AIM OF THE EXERCISE -
Please copy the listing from its first line down to and including the line that contains "nav-desktops-label: Desktops (199, 27, 263, 43)", with every character unchanged.

INFORMATION SUPPLIED -
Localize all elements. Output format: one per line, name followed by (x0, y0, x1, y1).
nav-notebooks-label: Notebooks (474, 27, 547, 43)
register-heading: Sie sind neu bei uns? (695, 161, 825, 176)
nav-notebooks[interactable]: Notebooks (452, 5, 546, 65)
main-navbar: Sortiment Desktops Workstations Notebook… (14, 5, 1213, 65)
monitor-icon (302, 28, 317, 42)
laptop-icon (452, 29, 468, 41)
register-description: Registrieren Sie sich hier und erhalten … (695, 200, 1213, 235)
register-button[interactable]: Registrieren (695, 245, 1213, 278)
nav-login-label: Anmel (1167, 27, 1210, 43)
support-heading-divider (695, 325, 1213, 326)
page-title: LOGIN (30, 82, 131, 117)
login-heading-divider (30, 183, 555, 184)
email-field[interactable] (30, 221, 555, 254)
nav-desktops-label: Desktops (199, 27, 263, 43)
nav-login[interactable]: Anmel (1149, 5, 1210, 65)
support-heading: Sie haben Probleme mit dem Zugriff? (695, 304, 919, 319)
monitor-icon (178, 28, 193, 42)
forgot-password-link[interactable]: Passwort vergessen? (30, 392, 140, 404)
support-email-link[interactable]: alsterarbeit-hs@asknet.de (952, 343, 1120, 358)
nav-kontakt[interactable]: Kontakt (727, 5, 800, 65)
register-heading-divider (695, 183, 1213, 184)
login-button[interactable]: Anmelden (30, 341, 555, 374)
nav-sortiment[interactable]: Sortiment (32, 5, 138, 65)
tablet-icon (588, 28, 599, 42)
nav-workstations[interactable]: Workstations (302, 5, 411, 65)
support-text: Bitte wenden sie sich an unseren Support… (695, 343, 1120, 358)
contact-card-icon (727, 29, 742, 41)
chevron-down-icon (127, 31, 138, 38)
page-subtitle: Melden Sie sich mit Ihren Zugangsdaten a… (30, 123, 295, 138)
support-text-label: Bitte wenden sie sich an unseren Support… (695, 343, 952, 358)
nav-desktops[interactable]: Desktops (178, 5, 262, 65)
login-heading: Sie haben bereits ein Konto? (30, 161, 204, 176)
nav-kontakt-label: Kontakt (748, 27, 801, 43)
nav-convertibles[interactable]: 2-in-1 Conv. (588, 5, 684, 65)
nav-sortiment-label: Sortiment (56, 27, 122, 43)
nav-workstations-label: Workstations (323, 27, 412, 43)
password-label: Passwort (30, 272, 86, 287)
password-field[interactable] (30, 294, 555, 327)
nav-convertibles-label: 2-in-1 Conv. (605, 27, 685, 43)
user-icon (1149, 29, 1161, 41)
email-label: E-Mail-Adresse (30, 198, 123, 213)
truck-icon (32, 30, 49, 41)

RIGHT ANSWER -
Localize all elements. Output format: one per line, name followed by (x0, y0, x1, y1).
nav-notebooks-label: Notebooks (474, 27, 547, 43)
register-heading: Sie sind neu bei uns? (695, 161, 825, 176)
nav-notebooks[interactable]: Notebooks (452, 5, 546, 65)
main-navbar: Sortiment Desktops Workstations Notebook… (14, 5, 1213, 65)
monitor-icon (302, 28, 317, 42)
laptop-icon (452, 29, 468, 41)
register-description: Registrieren Sie sich hier und erhalten … (695, 200, 1213, 235)
register-button[interactable]: Registrieren (695, 245, 1213, 278)
nav-login-label: Anmel (1167, 27, 1210, 43)
support-heading-divider (695, 325, 1213, 326)
page-title: LOGIN (30, 82, 131, 117)
login-heading-divider (30, 183, 555, 184)
email-field[interactable] (30, 221, 555, 254)
nav-desktops-label: Desktops (199, 27, 263, 43)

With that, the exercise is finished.